### DO THIS
Copy the records below exactly, leaving out any pictures.

■ ■ ■ ■

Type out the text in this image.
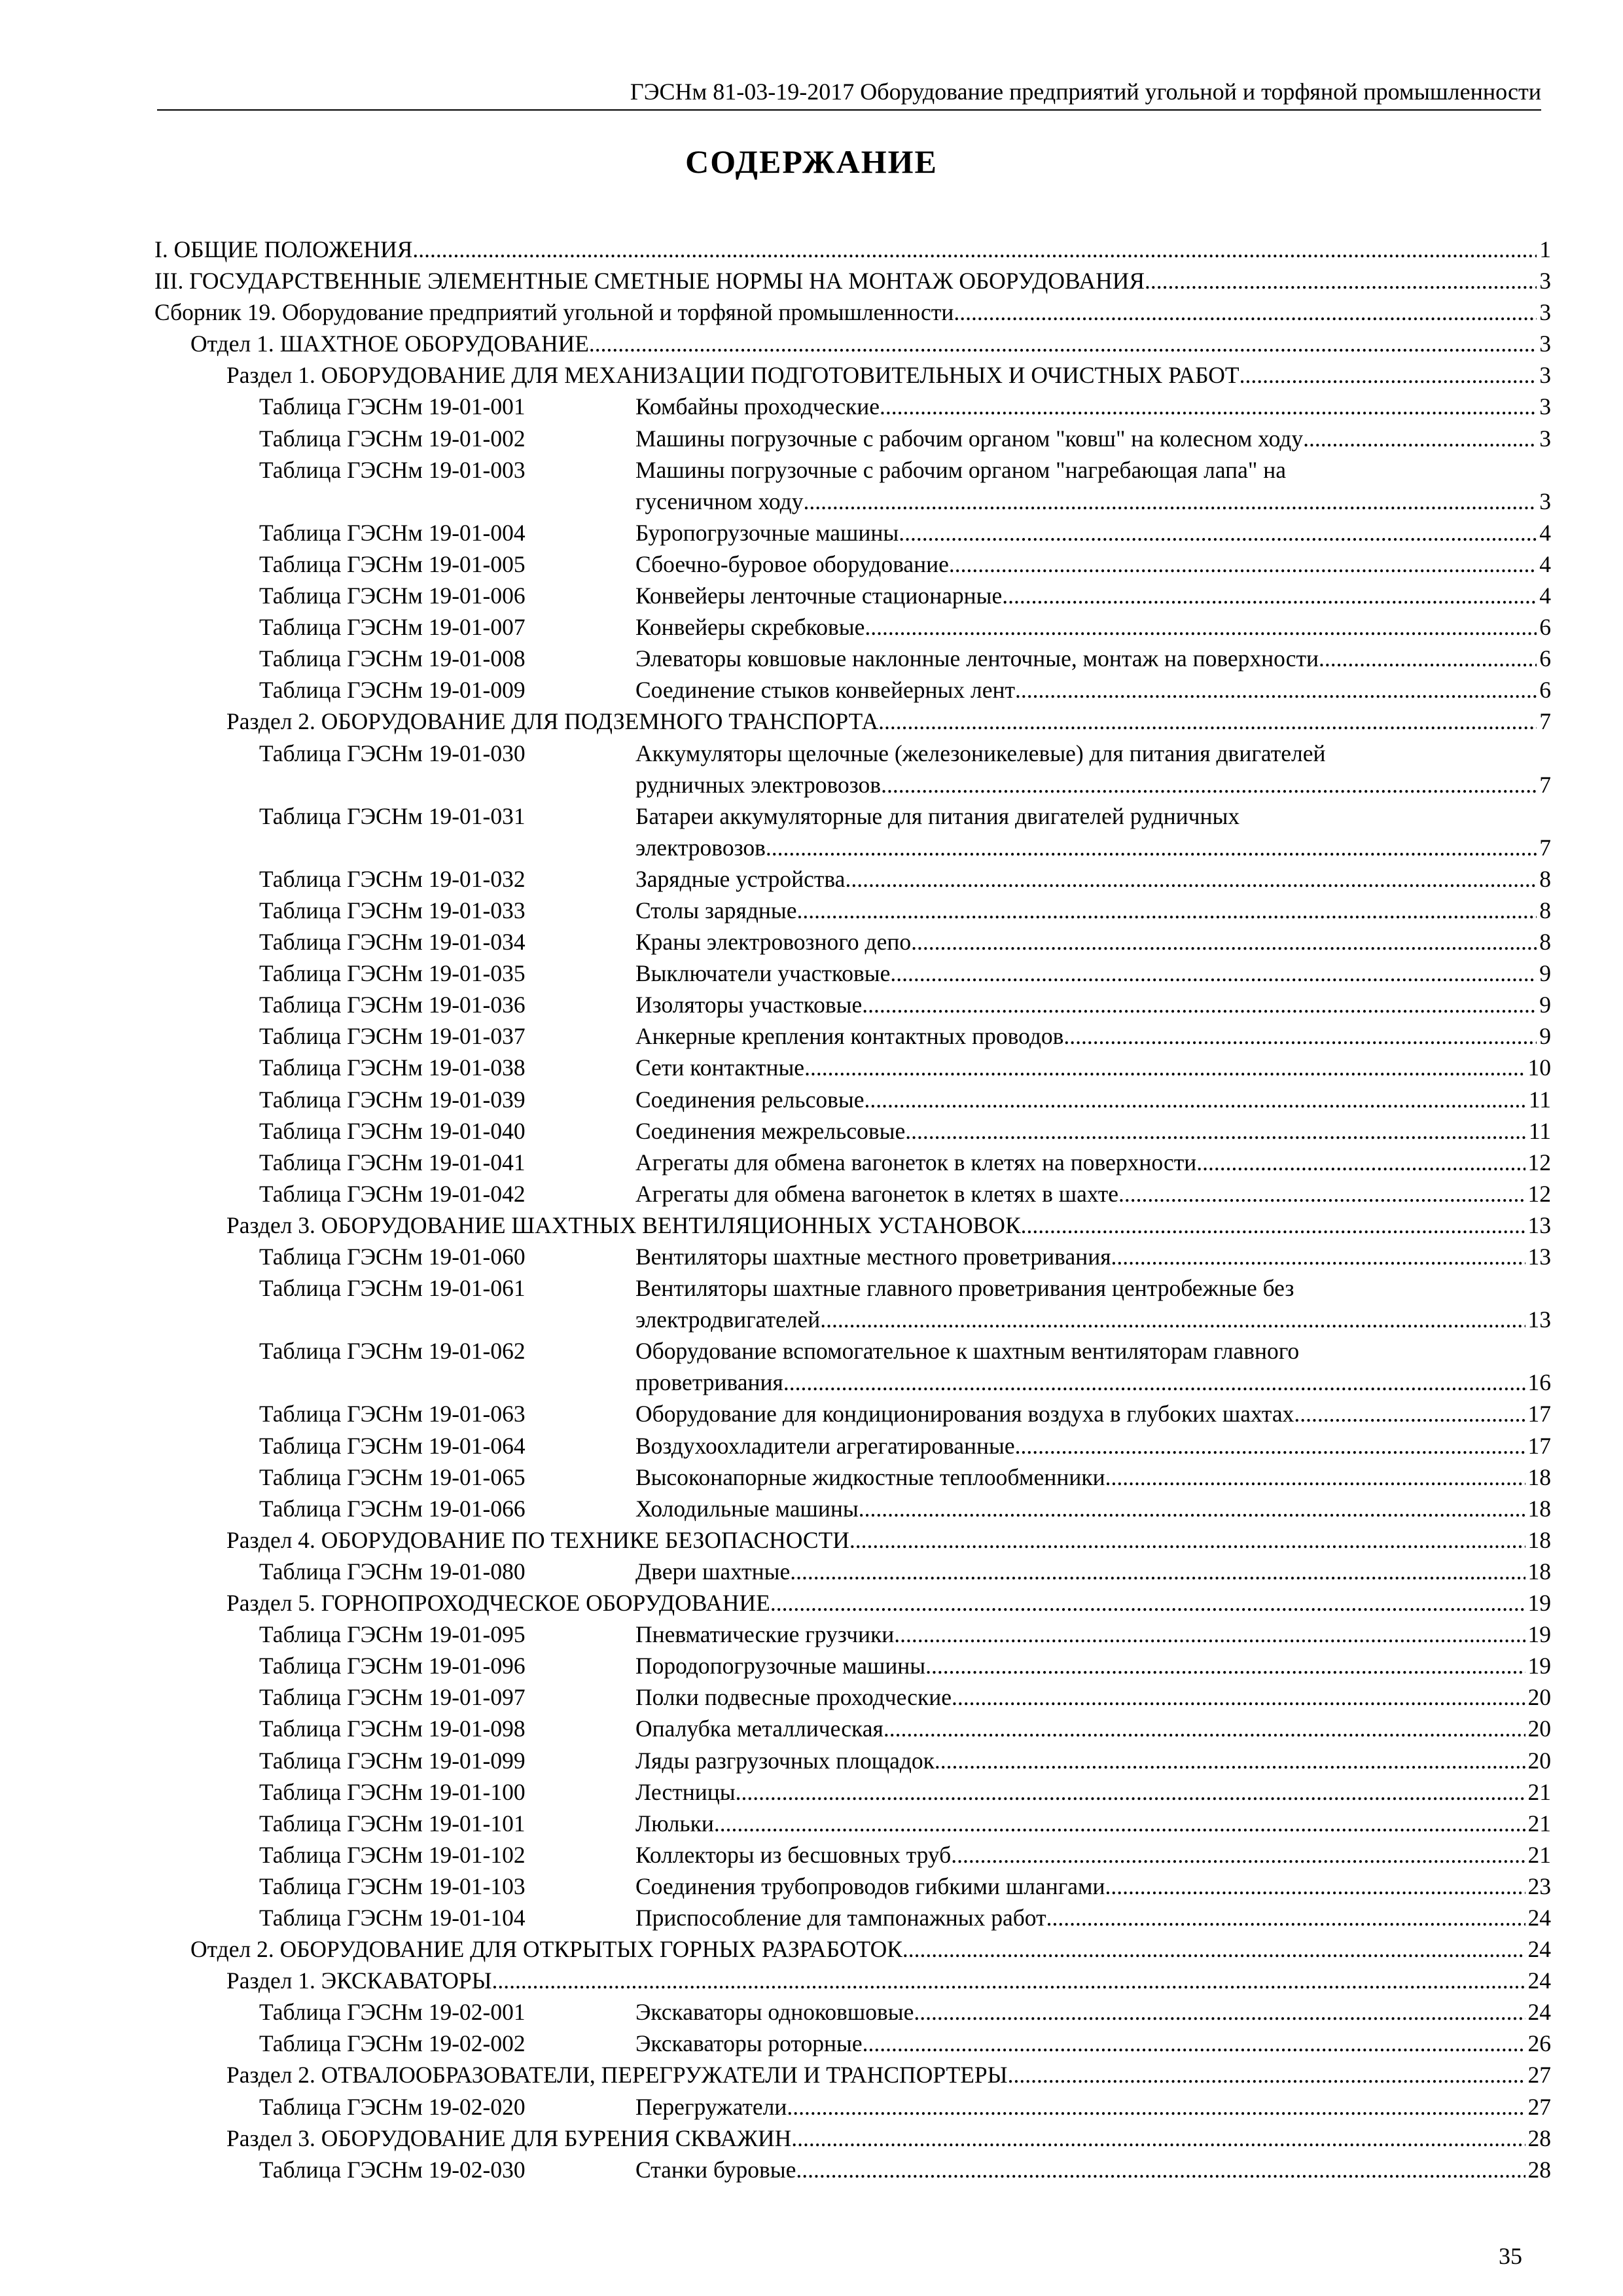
ГЭСНм 81-03-19-2017 Оборудование предприятий угольной и торфяной промышленности
СОДЕРЖАНИЕ
I. ОБЩИЕ ПОЛОЖЕНИЯ .....	1
III. ГОСУДАРСТВЕННЫЕ ЭЛЕМЕНТНЫЕ СМЕТНЫЕ НОРМЫ НА МОНТАЖ ОБОРУДОВАНИЯ .....	3
Сборник 19. Оборудование предприятий угольной и торфяной промышленности .....	3
Отдел 1. ШАХТНОЕ ОБОРУДОВАНИЕ .....	3
Раздел 1. ОБОРУДОВАНИЕ ДЛЯ МЕХАНИЗАЦИИ ПОДГОТОВИТЕЛЬНЫХ И ОЧИСТНЫХ РАБОТ .....	3
Таблица ГЭСНм 19-01-001	Комбайны проходческие .....	3
Таблица ГЭСНм 19-01-002	Машины погрузочные с рабочим органом "ковш" на колесном ходу .....	3
Таблица ГЭСНм 19-01-003	Машины погрузочные с рабочим органом "нагребающая лапа" на
гусеничном ходу .....	3
Таблица ГЭСНм 19-01-004	Буропогрузочные машины .....	4
Таблица ГЭСНм 19-01-005	Сбоечно-буровое оборудование .....	4
Таблица ГЭСНм 19-01-006	Конвейеры ленточные стационарные .....	4
Таблица ГЭСНм 19-01-007	Конвейеры скребковые .....	6
Таблица ГЭСНм 19-01-008	Элеваторы ковшовые наклонные ленточные, монтаж на поверхности .....	6
Таблица ГЭСНм 19-01-009	Соединение стыков конвейерных лент .....	6
Раздел 2. ОБОРУДОВАНИЕ ДЛЯ ПОДЗЕМНОГО ТРАНСПОРТА .....	7
Таблица ГЭСНм 19-01-030	Аккумуляторы щелочные (железоникелевые) для питания двигателей
рудничных электровозов .....	7
Таблица ГЭСНм 19-01-031	Батареи аккумуляторные для питания двигателей рудничных
электровозов .....	7
Таблица ГЭСНм 19-01-032	Зарядные устройства .....	8
Таблица ГЭСНм 19-01-033	Столы зарядные .....	8
Таблица ГЭСНм 19-01-034	Краны электровозного депо .....	8
Таблица ГЭСНм 19-01-035	Выключатели участковые .....	9
Таблица ГЭСНм 19-01-036	Изоляторы участковые .....	9
Таблица ГЭСНм 19-01-037	Анкерные крепления контактных проводов .....	9
Таблица ГЭСНм 19-01-038	Сети контактные .....	10
Таблица ГЭСНм 19-01-039	Соединения рельсовые .....	11
Таблица ГЭСНм 19-01-040	Соединения межрельсовые .....	11
Таблица ГЭСНм 19-01-041	Агрегаты для обмена вагонеток в клетях на поверхности .....	12
Таблица ГЭСНм 19-01-042	Агрегаты для обмена вагонеток в клетях в шахте .....	12
Раздел 3. ОБОРУДОВАНИЕ ШАХТНЫХ ВЕНТИЛЯЦИОННЫХ УСТАНОВОК .....	13
Таблица ГЭСНм 19-01-060	Вентиляторы шахтные местного проветривания .....	13
Таблица ГЭСНм 19-01-061	Вентиляторы шахтные главного проветривания центробежные без
электродвигателей .....	13
Таблица ГЭСНм 19-01-062	Оборудование вспомогательное к шахтным вентиляторам главного
проветривания .....	16
Таблица ГЭСНм 19-01-063	Оборудование для кондиционирования воздуха в глубоких шахтах .....	17
Таблица ГЭСНм 19-01-064	Воздухоохладители агрегатированные .....	17
Таблица ГЭСНм 19-01-065	Высоконапорные жидкостные теплообменники .....	18
Таблица ГЭСНм 19-01-066	Холодильные машины .....	18
Раздел 4. ОБОРУДОВАНИЕ ПО ТЕХНИКЕ БЕЗОПАСНОСТИ .....	18
Таблица ГЭСНм 19-01-080	Двери шахтные .....	18
Раздел 5. ГОРНОПРОХОДЧЕСКОЕ ОБОРУДОВАНИЕ .....	19
Таблица ГЭСНм 19-01-095	Пневматические грузчики .....	19
Таблица ГЭСНм 19-01-096	Породопогрузочные машины .....	19
Таблица ГЭСНм 19-01-097	Полки подвесные проходческие .....	20
Таблица ГЭСНм 19-01-098	Опалубка металлическая .....	20
Таблица ГЭСНм 19-01-099	Ляды разгрузочных площадок .....	20
Таблица ГЭСНм 19-01-100	Лестницы .....	21
Таблица ГЭСНм 19-01-101	Люльки .....	21
Таблица ГЭСНм 19-01-102	Коллекторы из бесшовных труб .....	21
Таблица ГЭСНм 19-01-103	Соединения трубопроводов гибкими шлангами .....	23
Таблица ГЭСНм 19-01-104	Приспособление для тампонажных работ .....	24
Отдел 2. ОБОРУДОВАНИЕ ДЛЯ ОТКРЫТЫХ ГОРНЫХ РАЗРАБОТОК .....	24
Раздел 1. ЭКСКАВАТОРЫ .....	24
Таблица ГЭСНм 19-02-001	Экскаваторы одноковшовые .....	24
Таблица ГЭСНм 19-02-002	Экскаваторы роторные .....	26
Раздел 2. ОТВАЛООБРАЗОВАТЕЛИ, ПЕРЕГРУЖАТЕЛИ И ТРАНСПОРТЕРЫ .....	27
Таблица ГЭСНм 19-02-020	Перегружатели .....	27
Раздел 3. ОБОРУДОВАНИЕ ДЛЯ БУРЕНИЯ СКВАЖИН .....	28
Таблица ГЭСНм 19-02-030	Станки буровые .....	28
35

■ ■ ■ ■

### TASK RESPONSE
Type out the text in this image.
ГЭСНм 81-03-19-2017 Оборудование предприятий угольной и торфяной промышленности
СОДЕРЖАНИЕ
I. ОБЩИЕ ПОЛОЖЕНИЯ .....	1
III. ГОСУДАРСТВЕННЫЕ ЭЛЕМЕНТНЫЕ СМЕТНЫЕ НОРМЫ НА МОНТАЖ ОБОРУДОВАНИЯ .....	3
Сборник 19. Оборудование предприятий угольной и торфяной промышленности .....	3
Отдел 1. ШАХТНОЕ ОБОРУДОВАНИЕ .....	3
Раздел 1. ОБОРУДОВАНИЕ ДЛЯ МЕХАНИЗАЦИИ ПОДГОТОВИТЕЛЬНЫХ И ОЧИСТНЫХ РАБОТ .....	3
Таблица ГЭСНм 19-01-001	Комбайны проходческие .....	3
Таблица ГЭСНм 19-01-002	Машины погрузочные с рабочим органом "ковш" на колесном ходу .....	3
Таблица ГЭСНм 19-01-003	Машины погрузочные с рабочим органом "нагребающая лапа" на
гусеничном ходу .....	3
Таблица ГЭСНм 19-01-004	Буропогрузочные машины .....	4
Таблица ГЭСНм 19-01-005	Сбоечно-буровое оборудование .....	4
Таблица ГЭСНм 19-01-006	Конвейеры ленточные стационарные .....	4
Таблица ГЭСНм 19-01-007	Конвейеры скребковые .....	6
Таблица ГЭСНм 19-01-008	Элеваторы ковшовые наклонные ленточные, монтаж на поверхности .....	6
Таблица ГЭСНм 19-01-009	Соединение стыков конвейерных лент .....	6
Раздел 2. ОБОРУДОВАНИЕ ДЛЯ ПОДЗЕМНОГО ТРАНСПОРТА .....	7
Таблица ГЭСНм 19-01-030	Аккумуляторы щелочные (железоникелевые) для питания двигателей
рудничных электровозов .....	7
Таблица ГЭСНм 19-01-031	Батареи аккумуляторные для питания двигателей рудничных
электровозов .....	7
Таблица ГЭСНм 19-01-032	Зарядные устройства .....	8
Таблица ГЭСНм 19-01-033	Столы зарядные .....	8
Таблица ГЭСНм 19-01-034	Краны электровозного депо .....	8
Таблица ГЭСНм 19-01-035	Выключатели участковые .....	9
Таблица ГЭСНм 19-01-036	Изоляторы участковые .....	9
Таблица ГЭСНм 19-01-037	Анкерные крепления контактных проводов .....	9
Таблица ГЭСНм 19-01-038	Сети контактные .....	10
Таблица ГЭСНм 19-01-039	Соединения рельсовые .....	11
Таблица ГЭСНм 19-01-040	Соединения межрельсовые .....	11
Таблица ГЭСНм 19-01-041	Агрегаты для обмена вагонеток в клетях на поверхности .....	12
Таблица ГЭСНм 19-01-042	Агрегаты для обмена вагонеток в клетях в шахте .....	12
Раздел 3. ОБОРУДОВАНИЕ ШАХТНЫХ ВЕНТИЛЯЦИОННЫХ УСТАНОВОК .....	13
Таблица ГЭСНм 19-01-060	Вентиляторы шахтные местного проветривания .....	13
Таблица ГЭСНм 19-01-061	Вентиляторы шахтные главного проветривания центробежные без
электродвигателей .....	13
Таблица ГЭСНм 19-01-062	Оборудование вспомогательное к шахтным вентиляторам главного
проветривания .....	16
Таблица ГЭСНм 19-01-063	Оборудование для кондиционирования воздуха в глубоких шахтах .....	17
Таблица ГЭСНм 19-01-064	Воздухоохладители агрегатированные .....	17
Таблица ГЭСНм 19-01-065	Высоконапорные жидкостные теплообменники .....	18
Таблица ГЭСНм 19-01-066	Холодильные машины .....	18
Раздел 4. ОБОРУДОВАНИЕ ПО ТЕХНИКЕ БЕЗОПАСНОСТИ .....	18
Таблица ГЭСНм 19-01-080	Двери шахтные .....	18
Раздел 5. ГОРНОПРОХОДЧЕСКОЕ ОБОРУДОВАНИЕ .....	19
Таблица ГЭСНм 19-01-095	Пневматические грузчики .....	19
Таблица ГЭСНм 19-01-096	Породопогрузочные машины .....	19
Таблица ГЭСНм 19-01-097	Полки подвесные проходческие .....	20
Таблица ГЭСНм 19-01-098	Опалубка металлическая .....	20
Таблица ГЭСНм 19-01-099	Ляды разгрузочных площадок .....	20
Таблица ГЭСНм 19-01-100	Лестницы .....	21
Таблица ГЭСНм 19-01-101	Люльки .....	21
Таблица ГЭСНм 19-01-102	Коллекторы из бесшовных труб .....	21
Таблица ГЭСНм 19-01-103	Соединения трубопроводов гибкими шлангами .....	23
Таблица ГЭСНм 19-01-104	Приспособление для тампонажных работ .....	24
Отдел 2. ОБОРУДОВАНИЕ ДЛЯ ОТКРЫТЫХ ГОРНЫХ РАЗРАБОТОК .....	24
Раздел 1. ЭКСКАВАТОРЫ .....	24
Таблица ГЭСНм 19-02-001	Экскаваторы одноковшовые .....	24
Таблица ГЭСНм 19-02-002	Экскаваторы роторные .....	26
Раздел 2. ОТВАЛООБРАЗОВАТЕЛИ, ПЕРЕГРУЖАТЕЛИ И ТРАНСПОРТЕРЫ .....	27
Таблица ГЭСНм 19-02-020	Перегружатели .....	27
Раздел 3. ОБОРУДОВАНИЕ ДЛЯ БУРЕНИЯ СКВАЖИН .....	28
Таблица ГЭСНм 19-02-030	Станки буровые .....	28
35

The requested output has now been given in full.